# [SUPPLIED PASSAGE]

> On 20 Jul 2016, at 11:13, Brent Royal-Gordon via swift-evolution 
> <[email protected]> wrote:
> 
>> On Jul 19, 2016, at 11:06 PM, Dmitri Gribenko via swift-evolution 
>> <[email protected]> wrote:
>> 
>> - I find it a little strange to see a mention of Objective-C, and a
>> negation in `isUniquelyReferencedNonObjC`.  For example, if we get C++
>> import, would we need to rename it to
>> `isUniquelyReferencedNonObjCAndNonCXX`?  I think that is the issue
>> with negation.  If we want to emphasize that the API will work only
>> with Swift types, we can do something
>> `isUniquelyReferencedSwiftReference`.  But I would probably suggest
>> that we just go with just `isUniquelyReferenced` and mention the
>> Swift-only requirement in the documentation.
> 
> I agree.

# [SUPPLIED RECORDS]
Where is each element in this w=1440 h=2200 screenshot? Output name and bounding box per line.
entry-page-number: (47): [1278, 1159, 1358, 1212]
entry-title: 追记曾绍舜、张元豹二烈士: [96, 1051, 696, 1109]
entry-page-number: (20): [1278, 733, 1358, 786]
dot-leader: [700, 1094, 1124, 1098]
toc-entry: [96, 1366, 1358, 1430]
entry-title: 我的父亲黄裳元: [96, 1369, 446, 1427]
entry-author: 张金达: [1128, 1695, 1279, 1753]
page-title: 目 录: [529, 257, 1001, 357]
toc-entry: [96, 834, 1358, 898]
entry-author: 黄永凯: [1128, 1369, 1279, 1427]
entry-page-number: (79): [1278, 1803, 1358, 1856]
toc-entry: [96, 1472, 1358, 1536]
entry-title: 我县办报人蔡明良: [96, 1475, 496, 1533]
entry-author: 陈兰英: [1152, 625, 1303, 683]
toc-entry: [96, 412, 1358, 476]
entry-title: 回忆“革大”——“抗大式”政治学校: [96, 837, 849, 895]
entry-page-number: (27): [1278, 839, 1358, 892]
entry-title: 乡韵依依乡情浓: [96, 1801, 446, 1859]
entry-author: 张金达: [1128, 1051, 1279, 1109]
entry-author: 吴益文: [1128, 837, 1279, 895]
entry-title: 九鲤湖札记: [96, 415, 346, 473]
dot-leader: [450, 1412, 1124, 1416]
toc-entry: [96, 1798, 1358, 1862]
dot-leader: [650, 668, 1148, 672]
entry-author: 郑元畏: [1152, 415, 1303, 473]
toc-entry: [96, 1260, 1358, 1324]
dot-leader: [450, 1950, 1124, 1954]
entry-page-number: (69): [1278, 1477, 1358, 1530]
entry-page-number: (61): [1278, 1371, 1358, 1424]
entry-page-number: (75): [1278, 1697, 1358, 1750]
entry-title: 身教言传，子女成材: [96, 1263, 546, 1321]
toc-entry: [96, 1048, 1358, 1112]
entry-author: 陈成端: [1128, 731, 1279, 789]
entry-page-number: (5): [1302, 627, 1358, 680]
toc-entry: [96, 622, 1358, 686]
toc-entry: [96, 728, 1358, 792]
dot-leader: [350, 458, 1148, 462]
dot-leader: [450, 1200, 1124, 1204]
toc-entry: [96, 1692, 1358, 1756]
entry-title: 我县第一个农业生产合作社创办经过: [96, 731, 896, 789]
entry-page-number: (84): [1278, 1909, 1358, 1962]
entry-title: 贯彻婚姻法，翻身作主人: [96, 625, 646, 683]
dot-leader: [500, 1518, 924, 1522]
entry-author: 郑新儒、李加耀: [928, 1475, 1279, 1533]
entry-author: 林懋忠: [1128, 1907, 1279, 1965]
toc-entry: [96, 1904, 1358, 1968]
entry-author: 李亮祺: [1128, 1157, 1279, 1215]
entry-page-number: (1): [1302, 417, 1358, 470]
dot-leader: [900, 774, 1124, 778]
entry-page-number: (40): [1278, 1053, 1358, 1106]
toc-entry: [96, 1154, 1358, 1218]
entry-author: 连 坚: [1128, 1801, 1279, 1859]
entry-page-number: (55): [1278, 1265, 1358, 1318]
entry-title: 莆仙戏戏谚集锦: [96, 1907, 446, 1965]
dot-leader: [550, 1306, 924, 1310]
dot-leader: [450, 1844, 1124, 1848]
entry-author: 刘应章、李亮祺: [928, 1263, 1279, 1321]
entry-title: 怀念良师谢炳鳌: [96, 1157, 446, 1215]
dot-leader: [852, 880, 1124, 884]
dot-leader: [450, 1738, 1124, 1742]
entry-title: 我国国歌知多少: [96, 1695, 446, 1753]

# [WORK TO BE COMPLETED]
Extend the mailing-list message above about renaming `isUniquelyReferencedNonObjC`, continuing from the line "I agree."

# [RESPONSE TO THIS EXERCISE]
> 
> What is the reason that isUniquelyReferenced(_:) doesn't work with 
> Objective-C? It doesn't seem like it'd be difficult to implement—you'd either 
> call -retainCount, or get it from the Objective-C runtime somehow, and then 
> test it against 1—so I assume there's a reason we don't.
> 
> I ask because knowing that may help us figure out how to name it. For 
> instance, if the issue is that we can't rely on Objective-C reference counts, 
> we might reverse the sense of the call and name it `mayBeShared(_:)` or 
> `mayHaveOtherReferences(_:)`.

I'm kind of undecided too; in fact it's never been clear to me why this is even 
a global function at all. In my mind the best solution would be some kind of 
ReferenceCounted class protocol with a .isUniquelyReferenced computed property, 
thus eliminating the global function entirely. The pure-Swift base type would 
conform to this protocol and provide the ability to test its uniqueness 
directly, though a static method could also be provided for testing unknown 
types as well (but I feel this is a relatively uncommon case), and the protocol 
conformance could be added to an Objective-C, C++ and so-on base-types whenever 
these are possible.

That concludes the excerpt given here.